**The problem**
Copy out each line that mentions the word "models".
## BEGIN Records shown
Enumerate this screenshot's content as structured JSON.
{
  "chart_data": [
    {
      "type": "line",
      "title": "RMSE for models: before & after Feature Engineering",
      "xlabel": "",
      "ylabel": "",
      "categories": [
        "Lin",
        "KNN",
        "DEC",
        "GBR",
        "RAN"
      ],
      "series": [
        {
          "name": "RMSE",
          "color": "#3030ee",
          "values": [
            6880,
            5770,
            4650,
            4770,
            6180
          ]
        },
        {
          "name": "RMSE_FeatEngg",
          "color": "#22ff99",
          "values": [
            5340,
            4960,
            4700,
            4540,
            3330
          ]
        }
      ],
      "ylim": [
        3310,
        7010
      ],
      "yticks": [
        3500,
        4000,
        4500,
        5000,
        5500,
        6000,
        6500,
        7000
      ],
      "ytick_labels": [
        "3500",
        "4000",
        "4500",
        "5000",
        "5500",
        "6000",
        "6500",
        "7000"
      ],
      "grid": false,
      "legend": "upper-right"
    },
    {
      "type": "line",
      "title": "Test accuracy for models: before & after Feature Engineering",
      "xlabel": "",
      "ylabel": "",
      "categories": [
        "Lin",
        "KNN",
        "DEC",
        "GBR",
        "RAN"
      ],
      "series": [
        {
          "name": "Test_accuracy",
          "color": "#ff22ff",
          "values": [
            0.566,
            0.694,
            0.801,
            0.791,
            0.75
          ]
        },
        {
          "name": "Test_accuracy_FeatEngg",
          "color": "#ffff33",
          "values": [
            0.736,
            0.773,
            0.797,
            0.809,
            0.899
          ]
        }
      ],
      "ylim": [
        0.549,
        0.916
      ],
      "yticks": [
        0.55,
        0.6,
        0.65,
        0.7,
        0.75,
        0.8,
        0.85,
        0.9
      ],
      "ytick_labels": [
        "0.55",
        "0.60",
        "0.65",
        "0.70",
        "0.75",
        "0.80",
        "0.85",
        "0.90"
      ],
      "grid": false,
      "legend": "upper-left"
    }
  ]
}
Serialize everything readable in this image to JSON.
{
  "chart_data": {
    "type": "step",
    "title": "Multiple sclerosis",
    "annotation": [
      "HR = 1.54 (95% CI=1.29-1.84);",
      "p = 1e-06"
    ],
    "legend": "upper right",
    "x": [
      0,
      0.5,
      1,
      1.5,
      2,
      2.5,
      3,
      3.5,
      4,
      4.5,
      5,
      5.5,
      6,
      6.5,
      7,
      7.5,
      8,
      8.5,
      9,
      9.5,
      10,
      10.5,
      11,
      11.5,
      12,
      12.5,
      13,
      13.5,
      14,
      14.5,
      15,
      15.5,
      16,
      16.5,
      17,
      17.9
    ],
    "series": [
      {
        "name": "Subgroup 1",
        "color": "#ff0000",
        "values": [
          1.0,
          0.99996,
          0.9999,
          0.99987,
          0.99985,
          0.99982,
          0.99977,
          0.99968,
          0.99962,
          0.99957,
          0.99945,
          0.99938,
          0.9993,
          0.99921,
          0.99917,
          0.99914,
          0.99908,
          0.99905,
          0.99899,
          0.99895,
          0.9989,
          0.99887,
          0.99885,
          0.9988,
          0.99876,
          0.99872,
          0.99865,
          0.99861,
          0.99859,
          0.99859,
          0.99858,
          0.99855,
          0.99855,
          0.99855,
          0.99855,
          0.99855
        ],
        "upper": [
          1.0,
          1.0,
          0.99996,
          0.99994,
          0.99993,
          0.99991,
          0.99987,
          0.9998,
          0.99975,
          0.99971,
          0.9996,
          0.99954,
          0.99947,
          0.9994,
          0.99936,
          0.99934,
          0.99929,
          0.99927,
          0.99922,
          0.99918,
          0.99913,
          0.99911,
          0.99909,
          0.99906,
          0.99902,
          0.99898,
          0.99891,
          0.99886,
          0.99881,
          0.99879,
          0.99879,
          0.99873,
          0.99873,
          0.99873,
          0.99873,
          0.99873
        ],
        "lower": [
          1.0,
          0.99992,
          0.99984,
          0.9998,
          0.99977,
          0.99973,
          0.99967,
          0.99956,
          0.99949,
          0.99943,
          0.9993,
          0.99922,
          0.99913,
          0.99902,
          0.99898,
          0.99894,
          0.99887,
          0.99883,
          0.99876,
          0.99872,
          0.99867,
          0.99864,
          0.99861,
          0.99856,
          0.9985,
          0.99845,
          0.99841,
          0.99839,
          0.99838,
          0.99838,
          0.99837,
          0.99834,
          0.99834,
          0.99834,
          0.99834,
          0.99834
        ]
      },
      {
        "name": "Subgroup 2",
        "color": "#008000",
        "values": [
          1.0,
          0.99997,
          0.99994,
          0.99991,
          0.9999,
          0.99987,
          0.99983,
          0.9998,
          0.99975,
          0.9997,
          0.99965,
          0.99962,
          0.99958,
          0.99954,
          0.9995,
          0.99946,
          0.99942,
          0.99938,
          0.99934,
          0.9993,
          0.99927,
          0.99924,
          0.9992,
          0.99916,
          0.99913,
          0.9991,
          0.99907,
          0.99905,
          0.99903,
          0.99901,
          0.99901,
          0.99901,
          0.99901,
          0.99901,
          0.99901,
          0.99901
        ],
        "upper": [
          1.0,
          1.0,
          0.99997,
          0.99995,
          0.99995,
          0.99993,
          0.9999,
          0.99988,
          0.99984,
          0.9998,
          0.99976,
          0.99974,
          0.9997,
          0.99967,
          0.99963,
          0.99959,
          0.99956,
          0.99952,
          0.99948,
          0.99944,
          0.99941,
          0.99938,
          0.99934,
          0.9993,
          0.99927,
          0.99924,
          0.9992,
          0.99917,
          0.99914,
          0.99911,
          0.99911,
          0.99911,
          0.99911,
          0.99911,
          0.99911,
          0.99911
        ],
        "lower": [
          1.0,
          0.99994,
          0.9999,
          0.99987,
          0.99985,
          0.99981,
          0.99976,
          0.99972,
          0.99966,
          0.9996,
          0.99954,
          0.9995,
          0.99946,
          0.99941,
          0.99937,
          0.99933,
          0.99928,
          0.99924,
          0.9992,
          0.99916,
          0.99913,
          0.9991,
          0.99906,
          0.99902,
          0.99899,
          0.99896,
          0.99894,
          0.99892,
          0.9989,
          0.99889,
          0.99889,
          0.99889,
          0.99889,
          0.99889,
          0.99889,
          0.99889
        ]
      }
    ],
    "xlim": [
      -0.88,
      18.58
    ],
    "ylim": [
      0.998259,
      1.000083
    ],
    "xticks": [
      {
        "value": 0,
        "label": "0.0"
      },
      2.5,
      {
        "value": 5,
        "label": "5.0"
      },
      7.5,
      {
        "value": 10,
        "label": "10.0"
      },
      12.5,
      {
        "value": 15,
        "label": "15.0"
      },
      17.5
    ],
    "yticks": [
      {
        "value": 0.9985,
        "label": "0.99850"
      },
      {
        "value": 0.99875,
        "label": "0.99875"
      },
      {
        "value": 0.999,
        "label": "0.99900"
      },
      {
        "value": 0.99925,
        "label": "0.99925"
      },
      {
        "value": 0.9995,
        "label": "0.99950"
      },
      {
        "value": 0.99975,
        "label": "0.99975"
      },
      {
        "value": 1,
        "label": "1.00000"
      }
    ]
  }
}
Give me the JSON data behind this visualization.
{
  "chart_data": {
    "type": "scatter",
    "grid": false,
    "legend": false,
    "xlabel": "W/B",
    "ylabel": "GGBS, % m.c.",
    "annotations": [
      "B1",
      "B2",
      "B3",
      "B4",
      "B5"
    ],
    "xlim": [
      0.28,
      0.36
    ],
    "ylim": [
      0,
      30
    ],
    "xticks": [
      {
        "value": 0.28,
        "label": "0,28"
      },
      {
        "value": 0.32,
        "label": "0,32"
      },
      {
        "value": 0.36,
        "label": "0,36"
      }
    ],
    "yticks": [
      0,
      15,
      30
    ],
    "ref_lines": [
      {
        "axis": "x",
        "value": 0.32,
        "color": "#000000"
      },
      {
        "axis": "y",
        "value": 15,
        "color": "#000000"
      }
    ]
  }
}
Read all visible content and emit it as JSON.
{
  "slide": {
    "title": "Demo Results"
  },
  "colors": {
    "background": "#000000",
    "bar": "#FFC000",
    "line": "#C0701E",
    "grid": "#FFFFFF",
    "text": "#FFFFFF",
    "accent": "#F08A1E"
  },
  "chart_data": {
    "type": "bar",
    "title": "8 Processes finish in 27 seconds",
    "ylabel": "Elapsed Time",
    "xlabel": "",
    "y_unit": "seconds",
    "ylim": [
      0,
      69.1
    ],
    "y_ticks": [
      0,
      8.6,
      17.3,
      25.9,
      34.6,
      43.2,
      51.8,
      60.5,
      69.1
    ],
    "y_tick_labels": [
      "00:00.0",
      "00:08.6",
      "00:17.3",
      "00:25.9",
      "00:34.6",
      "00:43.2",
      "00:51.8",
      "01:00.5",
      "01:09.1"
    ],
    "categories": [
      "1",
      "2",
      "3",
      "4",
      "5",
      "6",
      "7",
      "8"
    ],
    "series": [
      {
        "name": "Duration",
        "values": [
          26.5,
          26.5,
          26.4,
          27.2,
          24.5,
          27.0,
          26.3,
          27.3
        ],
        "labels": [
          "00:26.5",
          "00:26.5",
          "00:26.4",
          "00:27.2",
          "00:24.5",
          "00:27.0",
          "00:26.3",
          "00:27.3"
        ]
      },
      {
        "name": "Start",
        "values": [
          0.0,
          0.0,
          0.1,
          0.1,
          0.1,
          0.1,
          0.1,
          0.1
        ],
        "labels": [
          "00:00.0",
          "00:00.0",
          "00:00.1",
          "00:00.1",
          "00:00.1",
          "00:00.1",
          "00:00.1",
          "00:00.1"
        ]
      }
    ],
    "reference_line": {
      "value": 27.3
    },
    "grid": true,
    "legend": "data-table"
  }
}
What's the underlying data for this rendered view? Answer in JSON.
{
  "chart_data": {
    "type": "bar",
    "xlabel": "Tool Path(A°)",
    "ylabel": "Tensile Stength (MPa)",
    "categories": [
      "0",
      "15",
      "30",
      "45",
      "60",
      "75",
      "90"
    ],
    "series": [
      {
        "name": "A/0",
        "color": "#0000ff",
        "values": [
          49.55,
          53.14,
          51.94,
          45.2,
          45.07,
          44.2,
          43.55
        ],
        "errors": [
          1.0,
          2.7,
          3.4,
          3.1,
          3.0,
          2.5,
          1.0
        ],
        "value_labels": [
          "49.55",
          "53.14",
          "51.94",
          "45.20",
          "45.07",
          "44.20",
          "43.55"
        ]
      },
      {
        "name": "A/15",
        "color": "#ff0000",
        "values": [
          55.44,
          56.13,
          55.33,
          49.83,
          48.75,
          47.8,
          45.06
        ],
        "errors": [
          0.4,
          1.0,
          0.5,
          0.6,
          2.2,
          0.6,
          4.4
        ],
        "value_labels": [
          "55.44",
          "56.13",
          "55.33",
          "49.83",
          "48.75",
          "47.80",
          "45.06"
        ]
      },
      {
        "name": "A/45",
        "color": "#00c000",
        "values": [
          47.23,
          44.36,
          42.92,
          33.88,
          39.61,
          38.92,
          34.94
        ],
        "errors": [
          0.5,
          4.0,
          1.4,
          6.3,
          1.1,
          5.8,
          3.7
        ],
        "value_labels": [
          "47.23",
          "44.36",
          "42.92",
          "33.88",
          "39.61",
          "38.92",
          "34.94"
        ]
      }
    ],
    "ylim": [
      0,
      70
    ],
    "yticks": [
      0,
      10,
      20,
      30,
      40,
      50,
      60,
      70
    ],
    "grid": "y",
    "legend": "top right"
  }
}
## END Records shown
**Result of the task**
      "title": "RMSE for models: before & after Feature Engineering",
      "title": "Test accuracy for models: before & after Feature Engineering",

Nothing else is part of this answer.